● **Instructions for the task**:
Answer these questions from the forum thread on pronouncing "read":
1. How was the ex-wife in the first post convinced that "venison" was pronounced?
2. Which poster said a Scots speaker might pronounce it something like "rid"?
3. What time did 5Q7 post?

● **Document segment**:
※

My ex-wife was convinced that venison was pronounced "vention" as in "con-vention."

Even she, dear OP, was well aware that "read" is an imperative in this instance: "reed."

Don't listen to anyone who tells you otherwise.
posted by Admiral Haddock at 6:56 PM on August 18, 2010


OMG people. Reed. Asked and answered.
posted by Put the kettle on at 6:58 PM on August 18, 2010 [1 favorite]


Someone one mispronounced another word, therefore I am right...

I think the case for 'reed' ... is pretty fucking weak.

I should have said, what is most convincing is not the details of their arguments, but that they are so sure they are right; pronounce it 'reed' for highest conversational utility.
posted by fleacircus at 7:04 PM on August 18, 2010


Why is everyone talking about how it's pronounced, when what's important is what it means? The former just derives from the latter. If you're Scots, you might pronounce it something like "rid" but that doesn't answer the actual question.
posted by AmbroseChapel at 8:02 PM on August 18, 2010


It's short for "which is read as" and you'd use the red pronunciation in that case.

Didn't learn from the salty beer thing, then?
posted by obiwanwasabi at 8:38 PM on August 18, 2010


Kinda like stage directions in a play script, I always figured, which are most often given in the present tense, right? So, "reed".
posted by 5Q7 at 9:29 PM on August 18, 2010


Reed (as I voted last time this came around).

Also "Mee-Fy" not "Mehfi"
posted by pompomtom at 9:51 PM on August 18, 2010


I've been trying to talk myself out of joining the fray, but I've been unsuccessful.

"Reed," present tense, imperative, because of the historical usage cited by languagehat.

but it could also be (which is read as he needed a smoke), thus my dilemma.

No, that doesn't quite work. "needed to check on his car (which is read as: needed a smoke)" implies that "needs to check on one's car" is generally read as "needs a smoke." "‘Indonesia’ (which is read as southeast Asia)" implies that "‘Indonesia’ is generally read southeast Asia." It's like "Gertrude (called Gertie)": the person formally named Gertrude is generally called Gertie. Or "Rudbeckia hirta (known as black-eyed susans)": Rudbeckia hirta is generally known as black-eyed susans.

※

(Structured page parsing data)
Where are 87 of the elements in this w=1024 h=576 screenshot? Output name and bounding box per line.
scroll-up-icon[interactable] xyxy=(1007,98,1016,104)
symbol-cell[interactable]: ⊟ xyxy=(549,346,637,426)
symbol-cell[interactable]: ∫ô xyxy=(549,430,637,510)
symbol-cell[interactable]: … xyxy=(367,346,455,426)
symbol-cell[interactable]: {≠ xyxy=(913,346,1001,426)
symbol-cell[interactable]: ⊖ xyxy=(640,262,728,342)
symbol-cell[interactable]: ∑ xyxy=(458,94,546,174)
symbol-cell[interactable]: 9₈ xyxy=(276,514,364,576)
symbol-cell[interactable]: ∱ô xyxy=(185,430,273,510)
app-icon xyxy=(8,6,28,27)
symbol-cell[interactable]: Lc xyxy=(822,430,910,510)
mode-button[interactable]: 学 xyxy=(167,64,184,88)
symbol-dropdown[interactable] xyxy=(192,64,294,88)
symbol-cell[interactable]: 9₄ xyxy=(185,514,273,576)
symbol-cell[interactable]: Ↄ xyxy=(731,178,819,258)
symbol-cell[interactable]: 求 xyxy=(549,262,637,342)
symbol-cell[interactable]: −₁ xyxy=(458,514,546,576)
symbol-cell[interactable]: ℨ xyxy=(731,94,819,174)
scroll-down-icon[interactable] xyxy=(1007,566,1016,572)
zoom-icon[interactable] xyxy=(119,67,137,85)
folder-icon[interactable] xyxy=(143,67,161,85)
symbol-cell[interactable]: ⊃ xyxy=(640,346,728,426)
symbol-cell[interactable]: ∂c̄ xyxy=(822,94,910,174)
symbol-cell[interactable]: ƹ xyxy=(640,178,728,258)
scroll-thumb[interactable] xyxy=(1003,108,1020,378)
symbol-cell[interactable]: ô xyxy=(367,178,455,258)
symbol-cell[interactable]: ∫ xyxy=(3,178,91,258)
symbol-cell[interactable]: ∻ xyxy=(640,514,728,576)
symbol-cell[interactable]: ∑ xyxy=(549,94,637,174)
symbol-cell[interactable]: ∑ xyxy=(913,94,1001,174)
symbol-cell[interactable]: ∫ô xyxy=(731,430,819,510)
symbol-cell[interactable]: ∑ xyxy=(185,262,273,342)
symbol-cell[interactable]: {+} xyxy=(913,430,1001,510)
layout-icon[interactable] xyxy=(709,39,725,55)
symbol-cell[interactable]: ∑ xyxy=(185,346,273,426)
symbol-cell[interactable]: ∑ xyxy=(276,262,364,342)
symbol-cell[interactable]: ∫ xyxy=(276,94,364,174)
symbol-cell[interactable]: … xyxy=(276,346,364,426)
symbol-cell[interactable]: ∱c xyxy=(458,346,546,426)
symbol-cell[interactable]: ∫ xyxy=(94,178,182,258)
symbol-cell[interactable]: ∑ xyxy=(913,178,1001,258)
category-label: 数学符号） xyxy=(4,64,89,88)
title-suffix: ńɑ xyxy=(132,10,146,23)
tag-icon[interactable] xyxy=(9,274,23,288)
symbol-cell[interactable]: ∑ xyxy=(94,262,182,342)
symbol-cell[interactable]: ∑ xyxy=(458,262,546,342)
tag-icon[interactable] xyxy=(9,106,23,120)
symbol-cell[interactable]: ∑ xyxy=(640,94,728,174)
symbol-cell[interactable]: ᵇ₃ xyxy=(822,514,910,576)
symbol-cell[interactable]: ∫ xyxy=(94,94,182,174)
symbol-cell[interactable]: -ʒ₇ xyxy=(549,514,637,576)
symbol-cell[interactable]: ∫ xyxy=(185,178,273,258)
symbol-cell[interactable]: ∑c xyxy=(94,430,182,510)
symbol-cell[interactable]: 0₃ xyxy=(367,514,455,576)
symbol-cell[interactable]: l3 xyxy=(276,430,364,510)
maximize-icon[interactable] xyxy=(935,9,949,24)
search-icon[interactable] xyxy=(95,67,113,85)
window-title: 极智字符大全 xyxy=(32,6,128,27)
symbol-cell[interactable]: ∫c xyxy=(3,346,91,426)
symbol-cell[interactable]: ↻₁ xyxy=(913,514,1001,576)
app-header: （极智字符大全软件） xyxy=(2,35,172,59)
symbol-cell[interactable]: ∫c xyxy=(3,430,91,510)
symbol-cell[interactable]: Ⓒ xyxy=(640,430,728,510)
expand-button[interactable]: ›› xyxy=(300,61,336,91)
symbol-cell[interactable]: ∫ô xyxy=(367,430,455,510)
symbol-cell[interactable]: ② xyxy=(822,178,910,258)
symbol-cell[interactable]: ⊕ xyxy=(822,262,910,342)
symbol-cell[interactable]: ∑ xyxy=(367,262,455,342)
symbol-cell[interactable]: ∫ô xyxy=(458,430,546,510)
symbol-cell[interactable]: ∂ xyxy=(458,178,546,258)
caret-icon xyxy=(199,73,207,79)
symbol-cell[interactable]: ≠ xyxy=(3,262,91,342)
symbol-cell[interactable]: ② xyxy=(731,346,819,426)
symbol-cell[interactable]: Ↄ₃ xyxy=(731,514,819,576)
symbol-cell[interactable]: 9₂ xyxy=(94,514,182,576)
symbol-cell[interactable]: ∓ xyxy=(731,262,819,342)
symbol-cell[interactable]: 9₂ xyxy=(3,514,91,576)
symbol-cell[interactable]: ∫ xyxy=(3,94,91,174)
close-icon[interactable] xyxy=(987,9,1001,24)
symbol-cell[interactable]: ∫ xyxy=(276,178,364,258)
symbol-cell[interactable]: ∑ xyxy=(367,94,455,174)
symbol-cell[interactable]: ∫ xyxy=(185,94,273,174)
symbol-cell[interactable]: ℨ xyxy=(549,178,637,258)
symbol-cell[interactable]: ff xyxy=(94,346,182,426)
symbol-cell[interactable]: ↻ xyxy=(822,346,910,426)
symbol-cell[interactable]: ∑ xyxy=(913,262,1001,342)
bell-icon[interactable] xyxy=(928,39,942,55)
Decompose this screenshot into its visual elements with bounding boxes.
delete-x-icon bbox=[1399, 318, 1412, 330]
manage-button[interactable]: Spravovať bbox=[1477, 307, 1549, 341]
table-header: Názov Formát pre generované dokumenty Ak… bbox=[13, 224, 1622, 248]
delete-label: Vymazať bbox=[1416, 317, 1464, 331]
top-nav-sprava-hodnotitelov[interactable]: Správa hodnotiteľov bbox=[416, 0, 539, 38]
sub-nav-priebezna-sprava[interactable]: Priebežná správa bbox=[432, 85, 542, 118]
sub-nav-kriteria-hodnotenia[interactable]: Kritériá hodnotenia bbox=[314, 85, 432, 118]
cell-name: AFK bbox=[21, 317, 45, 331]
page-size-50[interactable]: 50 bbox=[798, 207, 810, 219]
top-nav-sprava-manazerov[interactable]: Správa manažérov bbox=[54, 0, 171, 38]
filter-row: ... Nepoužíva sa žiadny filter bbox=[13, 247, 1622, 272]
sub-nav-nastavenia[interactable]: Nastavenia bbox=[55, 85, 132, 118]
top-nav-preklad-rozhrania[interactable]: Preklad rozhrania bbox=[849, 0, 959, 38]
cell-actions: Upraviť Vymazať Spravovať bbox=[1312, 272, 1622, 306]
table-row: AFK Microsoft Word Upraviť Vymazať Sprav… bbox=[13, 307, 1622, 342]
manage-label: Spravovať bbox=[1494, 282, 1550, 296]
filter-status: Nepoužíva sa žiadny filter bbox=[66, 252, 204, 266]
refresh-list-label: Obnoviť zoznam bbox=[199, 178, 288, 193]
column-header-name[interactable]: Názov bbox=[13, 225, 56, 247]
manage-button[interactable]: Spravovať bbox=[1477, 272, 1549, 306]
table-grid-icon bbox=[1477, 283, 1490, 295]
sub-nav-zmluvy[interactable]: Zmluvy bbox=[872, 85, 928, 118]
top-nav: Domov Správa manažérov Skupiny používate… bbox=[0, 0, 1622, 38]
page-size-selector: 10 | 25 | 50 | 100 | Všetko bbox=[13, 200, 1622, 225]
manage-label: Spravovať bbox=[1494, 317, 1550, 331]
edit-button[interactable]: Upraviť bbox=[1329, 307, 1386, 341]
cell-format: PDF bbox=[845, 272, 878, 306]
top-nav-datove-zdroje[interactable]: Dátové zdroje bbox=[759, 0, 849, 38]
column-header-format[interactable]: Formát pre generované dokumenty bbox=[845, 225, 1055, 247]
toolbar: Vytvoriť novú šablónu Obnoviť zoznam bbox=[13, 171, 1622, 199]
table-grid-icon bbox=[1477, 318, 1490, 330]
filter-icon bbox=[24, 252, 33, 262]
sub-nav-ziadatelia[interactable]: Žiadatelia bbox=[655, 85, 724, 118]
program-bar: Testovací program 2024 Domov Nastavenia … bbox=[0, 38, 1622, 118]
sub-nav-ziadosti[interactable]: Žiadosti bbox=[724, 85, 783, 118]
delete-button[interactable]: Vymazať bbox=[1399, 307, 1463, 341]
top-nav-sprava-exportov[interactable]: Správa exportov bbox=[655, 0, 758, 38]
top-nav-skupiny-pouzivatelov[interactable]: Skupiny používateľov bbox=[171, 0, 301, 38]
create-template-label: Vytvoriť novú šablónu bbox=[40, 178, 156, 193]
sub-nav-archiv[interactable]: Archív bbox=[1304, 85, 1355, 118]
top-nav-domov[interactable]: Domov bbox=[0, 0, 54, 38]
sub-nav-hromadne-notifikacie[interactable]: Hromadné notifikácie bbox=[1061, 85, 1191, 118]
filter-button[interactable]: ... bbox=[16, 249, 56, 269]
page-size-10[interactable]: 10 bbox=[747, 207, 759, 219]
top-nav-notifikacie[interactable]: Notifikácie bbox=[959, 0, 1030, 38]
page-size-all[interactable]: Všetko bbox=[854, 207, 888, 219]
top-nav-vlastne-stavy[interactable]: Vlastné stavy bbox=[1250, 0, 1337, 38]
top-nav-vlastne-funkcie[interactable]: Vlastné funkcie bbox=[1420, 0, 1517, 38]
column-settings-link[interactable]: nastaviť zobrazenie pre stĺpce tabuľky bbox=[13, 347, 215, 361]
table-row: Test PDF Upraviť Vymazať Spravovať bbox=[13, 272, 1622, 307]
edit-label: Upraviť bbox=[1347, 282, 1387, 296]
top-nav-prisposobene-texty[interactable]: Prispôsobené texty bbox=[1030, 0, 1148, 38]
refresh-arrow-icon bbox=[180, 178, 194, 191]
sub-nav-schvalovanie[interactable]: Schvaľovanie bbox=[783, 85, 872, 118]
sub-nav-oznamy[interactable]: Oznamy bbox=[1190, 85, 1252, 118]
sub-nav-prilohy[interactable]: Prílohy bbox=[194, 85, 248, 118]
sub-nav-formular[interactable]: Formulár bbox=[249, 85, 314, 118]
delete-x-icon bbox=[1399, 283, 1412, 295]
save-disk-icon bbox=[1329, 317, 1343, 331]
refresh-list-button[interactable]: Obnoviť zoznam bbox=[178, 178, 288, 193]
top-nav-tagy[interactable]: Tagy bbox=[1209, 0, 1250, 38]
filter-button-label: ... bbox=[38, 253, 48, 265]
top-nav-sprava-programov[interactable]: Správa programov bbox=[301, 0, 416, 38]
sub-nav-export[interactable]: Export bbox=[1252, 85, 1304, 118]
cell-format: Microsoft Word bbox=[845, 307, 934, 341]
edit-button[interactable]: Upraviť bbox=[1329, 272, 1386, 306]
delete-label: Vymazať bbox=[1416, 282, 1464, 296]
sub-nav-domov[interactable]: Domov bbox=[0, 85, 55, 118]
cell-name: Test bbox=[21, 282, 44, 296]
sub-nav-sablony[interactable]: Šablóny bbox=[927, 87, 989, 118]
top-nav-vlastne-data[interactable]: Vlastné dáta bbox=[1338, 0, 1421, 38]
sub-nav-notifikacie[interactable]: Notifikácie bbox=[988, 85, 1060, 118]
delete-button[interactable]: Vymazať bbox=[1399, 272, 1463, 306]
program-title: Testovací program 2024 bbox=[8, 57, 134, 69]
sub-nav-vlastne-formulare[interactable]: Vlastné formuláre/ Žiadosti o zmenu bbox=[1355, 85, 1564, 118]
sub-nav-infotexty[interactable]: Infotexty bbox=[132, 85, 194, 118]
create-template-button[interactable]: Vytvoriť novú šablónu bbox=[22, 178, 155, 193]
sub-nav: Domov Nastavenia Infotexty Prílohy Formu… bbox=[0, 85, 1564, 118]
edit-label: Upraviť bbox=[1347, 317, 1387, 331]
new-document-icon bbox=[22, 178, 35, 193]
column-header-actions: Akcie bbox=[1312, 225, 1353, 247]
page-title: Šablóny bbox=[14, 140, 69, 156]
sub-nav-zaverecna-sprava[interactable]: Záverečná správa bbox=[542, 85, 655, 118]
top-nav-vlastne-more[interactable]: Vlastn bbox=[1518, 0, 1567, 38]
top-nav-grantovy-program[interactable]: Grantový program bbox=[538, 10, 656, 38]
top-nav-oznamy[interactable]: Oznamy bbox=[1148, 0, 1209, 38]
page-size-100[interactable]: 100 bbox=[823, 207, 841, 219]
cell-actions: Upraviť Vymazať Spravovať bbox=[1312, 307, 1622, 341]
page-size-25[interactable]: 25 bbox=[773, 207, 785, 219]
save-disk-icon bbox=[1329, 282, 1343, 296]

※

● **Written response**:
1. "Vention," as in "con-vention."
2. AmbroseChapel.
3. 9:29 PM on August 18, 2010.